Where a line of the listing below includes the word "type", reproduce that line.
(begin)
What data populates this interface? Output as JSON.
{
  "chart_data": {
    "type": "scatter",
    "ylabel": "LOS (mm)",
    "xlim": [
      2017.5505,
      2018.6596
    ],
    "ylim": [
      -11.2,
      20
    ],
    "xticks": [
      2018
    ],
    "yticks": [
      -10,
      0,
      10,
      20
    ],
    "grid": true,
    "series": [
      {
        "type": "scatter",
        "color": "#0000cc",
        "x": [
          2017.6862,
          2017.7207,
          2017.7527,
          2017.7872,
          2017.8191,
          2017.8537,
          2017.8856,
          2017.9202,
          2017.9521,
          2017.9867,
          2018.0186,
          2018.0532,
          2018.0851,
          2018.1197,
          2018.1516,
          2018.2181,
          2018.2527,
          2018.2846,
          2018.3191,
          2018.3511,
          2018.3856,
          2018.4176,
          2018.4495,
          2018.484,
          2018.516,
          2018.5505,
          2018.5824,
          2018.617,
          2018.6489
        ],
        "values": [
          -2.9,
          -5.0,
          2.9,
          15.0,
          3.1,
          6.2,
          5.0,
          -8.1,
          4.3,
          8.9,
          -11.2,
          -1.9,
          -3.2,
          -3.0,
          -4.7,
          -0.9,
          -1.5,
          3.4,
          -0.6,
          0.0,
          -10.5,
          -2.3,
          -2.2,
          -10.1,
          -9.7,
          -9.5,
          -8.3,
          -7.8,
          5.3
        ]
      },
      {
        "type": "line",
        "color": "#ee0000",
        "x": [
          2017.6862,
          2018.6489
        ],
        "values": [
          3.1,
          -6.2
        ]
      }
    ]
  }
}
(end)
* Full answer:
    "type": "scatter",
        "type": "scatter",
        "type": "line",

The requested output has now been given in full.